*DATA TO PROCESS*
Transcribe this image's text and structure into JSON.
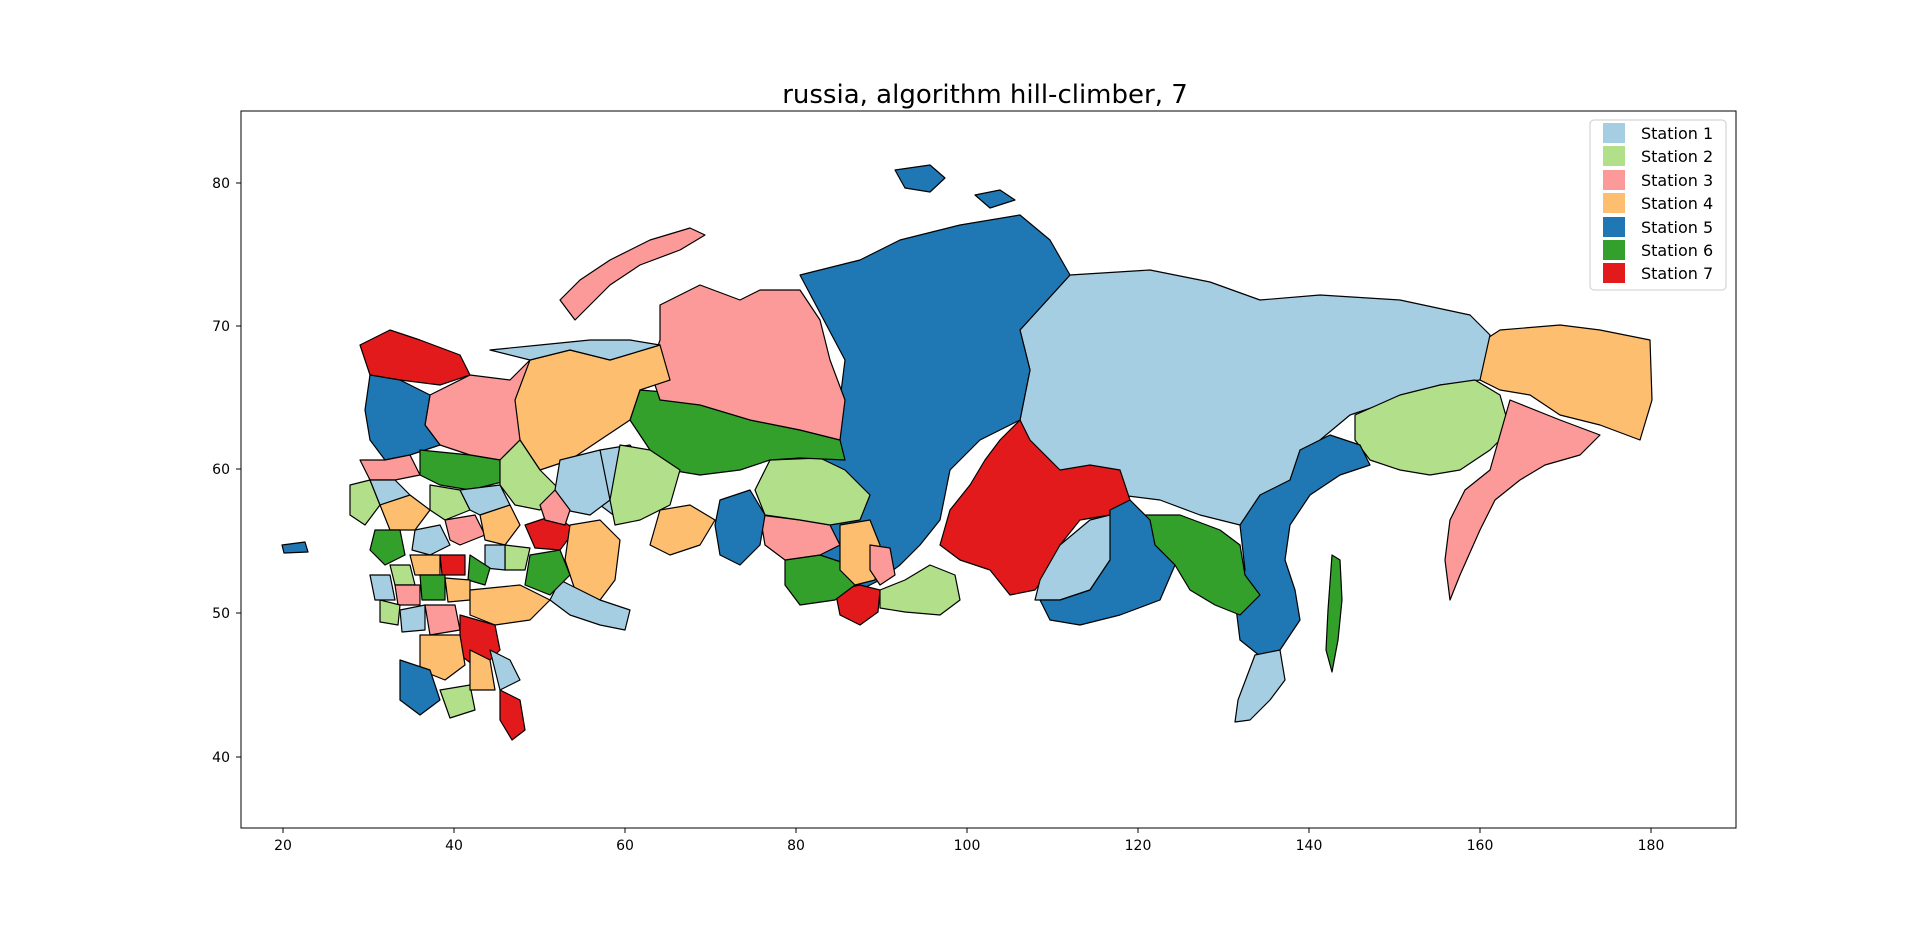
{
  "map": {
    "title": "russia, algorithm hill-climber, 7",
    "x_ticks": [
      "20",
      "40",
      "60",
      "80",
      "100",
      "120",
      "140",
      "160",
      "180"
    ],
    "y_ticks": [
      "40",
      "50",
      "60",
      "70",
      "80"
    ],
    "legend": [
      {
        "label": "Station 1",
        "color": "#a6cee3"
      },
      {
        "label": "Station 2",
        "color": "#b2df8a"
      },
      {
        "label": "Station 3",
        "color": "#fb9a99"
      },
      {
        "label": "Station 4",
        "color": "#fdbf6f"
      },
      {
        "label": "Station 5",
        "color": "#1f78b4"
      },
      {
        "label": "Station 6",
        "color": "#33a02c"
      },
      {
        "label": "Station 7",
        "color": "#e31a1c"
      }
    ]
  }
}
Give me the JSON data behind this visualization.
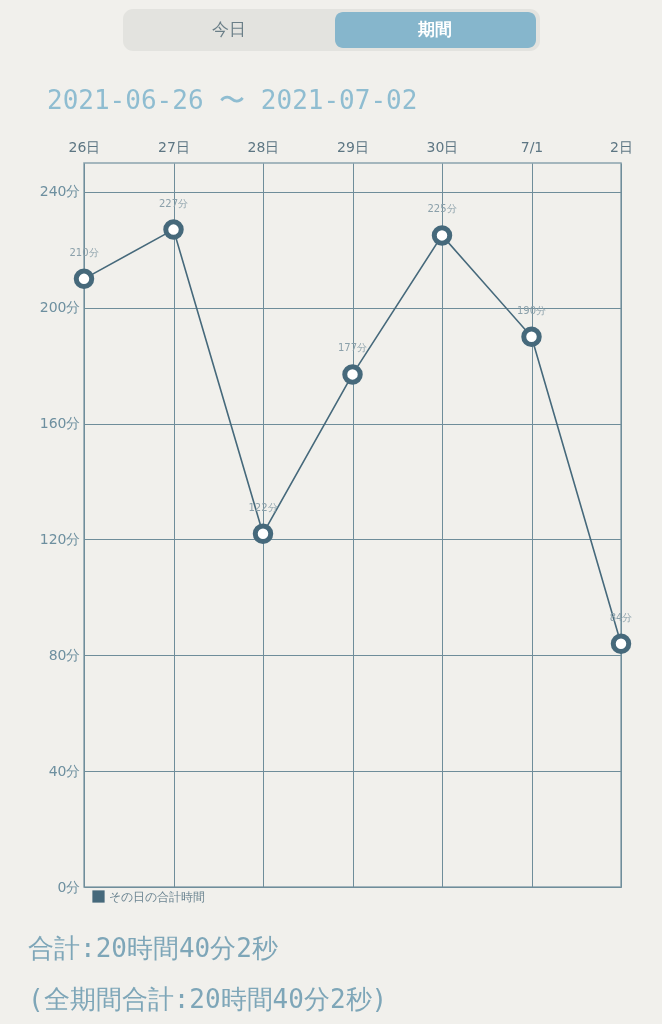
{
  "chart_data": {
    "type": "line",
    "title": "2021-06-26 〜 2021-07-02",
    "categories": [
      "26日",
      "27日",
      "28日",
      "29日",
      "30日",
      "7/1",
      "2日"
    ],
    "series": [
      {
        "name": "その日の合計時間",
        "color": "#46697b",
        "values": [
          210,
          227,
          122,
          177,
          225,
          190,
          84
        ],
        "value_labels": [
          "210分",
          "227分",
          "122分",
          "177分",
          "225分",
          "190分",
          "84分"
        ]
      }
    ],
    "ylim": [
      0,
      250
    ],
    "yticks": [
      {
        "value": 0,
        "label": "0分"
      },
      {
        "value": 40,
        "label": "40分"
      },
      {
        "value": 80,
        "label": "80分"
      },
      {
        "value": 120,
        "label": "120分"
      },
      {
        "value": 160,
        "label": "160分"
      },
      {
        "value": 200,
        "label": "200分"
      },
      {
        "value": 240,
        "label": "240分"
      }
    ],
    "grid": true,
    "legend": "bottom left",
    "marker": "circle",
    "line_style": "solid",
    "annotations": [
      "今日",
      "期間",
      "合計:20時間40分2秒",
      "(全期間合計:20時間40分2秒)"
    ]
  }
}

*SHORT TASK*
Please copy exactly the lines from the one containing "Give me the" through the last line of the records above, both included, and leave out any pictures.

*THE RESULT*
Give me the JSON data behind this visualization.
{
  "chart_data": {
    "type": "line",
    "title": "2021-06-26 〜 2021-07-02",
    "categories": [
      "26日",
      "27日",
      "28日",
      "29日",
      "30日",
      "7/1",
      "2日"
    ],
    "series": [
      {
        "name": "その日の合計時間",
        "color": "#46697b",
        "values": [
          210,
          227,
          122,
          177,
          225,
          190,
          84
        ],
        "value_labels": [
          "210分",
          "227分",
          "122分",
          "177分",
          "225分",
          "190分",
          "84分"
        ]
      }
    ],
    "ylim": [
      0,
      250
    ],
    "yticks": [
      {
        "value": 0,
        "label": "0分"
      },
      {
        "value": 40,
        "label": "40分"
      },
      {
        "value": 80,
        "label": "80分"
      },
      {
        "value": 120,
        "label": "120分"
      },
      {
        "value": 160,
        "label": "160分"
      },
      {
        "value": 200,
        "label": "200分"
      },
      {
        "value": 240,
        "label": "240分"
      }
    ],
    "grid": true,
    "legend": "bottom left",
    "marker": "circle",
    "line_style": "solid",
    "annotations": [
      "今日",
      "期間",
      "合計:20時間40分2秒",
      "(全期間合計:20時間40分2秒)"
    ]
  }
}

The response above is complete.